Stored data entries:
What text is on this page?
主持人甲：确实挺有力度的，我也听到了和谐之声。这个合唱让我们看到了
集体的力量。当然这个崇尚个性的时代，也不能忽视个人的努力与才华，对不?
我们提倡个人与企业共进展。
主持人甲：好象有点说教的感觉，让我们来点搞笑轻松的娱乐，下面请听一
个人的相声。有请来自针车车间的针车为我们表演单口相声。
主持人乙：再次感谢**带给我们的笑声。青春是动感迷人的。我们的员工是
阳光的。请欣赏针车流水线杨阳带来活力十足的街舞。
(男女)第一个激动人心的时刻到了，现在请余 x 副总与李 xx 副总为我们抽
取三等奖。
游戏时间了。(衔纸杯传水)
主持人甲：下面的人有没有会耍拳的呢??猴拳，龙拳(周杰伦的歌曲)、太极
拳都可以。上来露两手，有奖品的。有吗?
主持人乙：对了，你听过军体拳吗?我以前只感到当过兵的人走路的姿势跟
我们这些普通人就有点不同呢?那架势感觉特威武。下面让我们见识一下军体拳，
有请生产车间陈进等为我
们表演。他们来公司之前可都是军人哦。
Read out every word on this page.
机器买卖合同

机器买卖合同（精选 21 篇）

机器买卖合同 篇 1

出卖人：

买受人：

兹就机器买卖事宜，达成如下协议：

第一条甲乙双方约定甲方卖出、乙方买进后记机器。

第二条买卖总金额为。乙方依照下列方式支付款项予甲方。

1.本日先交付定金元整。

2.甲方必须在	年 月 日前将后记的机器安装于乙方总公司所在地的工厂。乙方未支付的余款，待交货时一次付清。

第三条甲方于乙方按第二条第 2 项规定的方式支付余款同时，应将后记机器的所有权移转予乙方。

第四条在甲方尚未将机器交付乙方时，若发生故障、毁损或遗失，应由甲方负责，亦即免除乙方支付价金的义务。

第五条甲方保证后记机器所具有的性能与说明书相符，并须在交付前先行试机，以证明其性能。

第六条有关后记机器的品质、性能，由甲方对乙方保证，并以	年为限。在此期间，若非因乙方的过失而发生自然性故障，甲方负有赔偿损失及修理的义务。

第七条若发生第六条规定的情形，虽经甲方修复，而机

■ Aim
Reproduce the records above exactly as they appear.

■ Exercise solution
What text is on this page?
主持人甲：确实挺有力度的，我也听到了和谐之声。这个合唱让我们看到了
集体的力量。当然这个崇尚个性的时代，也不能忽视个人的努力与才华，对不?
我们提倡个人与企业共进展。
主持人甲：好象有点说教的感觉，让我们来点搞笑轻松的娱乐，下面请听一
个人的相声。有请来自针车车间的针车为我们表演单口相声。
主持人乙：再次感谢**带给我们的笑声。青春是动感迷人的。我们的员工是
阳光的。请欣赏针车流水线杨阳带来活力十足的街舞。
(男女)第一个激动人心的时刻到了，现在请余 x 副总与李 xx 副总为我们抽
取三等奖。
游戏时间了。(衔纸杯传水)
主持人甲：下面的人有没有会耍拳的呢??猴拳，龙拳(周杰伦的歌曲)、太极
拳都可以。上来露两手，有奖品的。有吗?
主持人乙：对了，你听过军体拳吗?我以前只感到当过兵的人走路的姿势跟
我们这些普通人就有点不同呢?那架势感觉特威武。下面让我们见识一下军体拳，
有请生产车间陈进等为我
们表演。他们来公司之前可都是军人哦。
Read out every word on this page.
机器买卖合同

机器买卖合同（精选 21 篇）

机器买卖合同 篇 1

出卖人：

买受人：

兹就机器买卖事宜，达成如下协议：

第一条甲乙双方约定甲方卖出、乙方买进后记机器。

第二条买卖总金额为。乙方依照下列方式支付款项予甲方。

1.本日先交付定金元整。

2.甲方必须在	年 月 日前将后记的机器安装于乙方总公司所在地的工厂。乙方未支付的余款，待交货时一次付清。

第三条甲方于乙方按第二条第 2 项规定的方式支付余款同时，应将后记机器的所有权移转予乙方。

第四条在甲方尚未将机器交付乙方时，若发生故障、毁损或遗失，应由甲方负责，亦即免除乙方支付价金的义务。

第五条甲方保证后记机器所具有的性能与说明书相符，并须在交付前先行试机，以证明其性能。

第六条有关后记机器的品质、性能，由甲方对乙方保证，并以	年为限。在此期间，若非因乙方的过失而发生自然性故障，甲方负有赔偿损失及修理的义务。

第七条若发生第六条规定的情形，虽经甲方修复，而机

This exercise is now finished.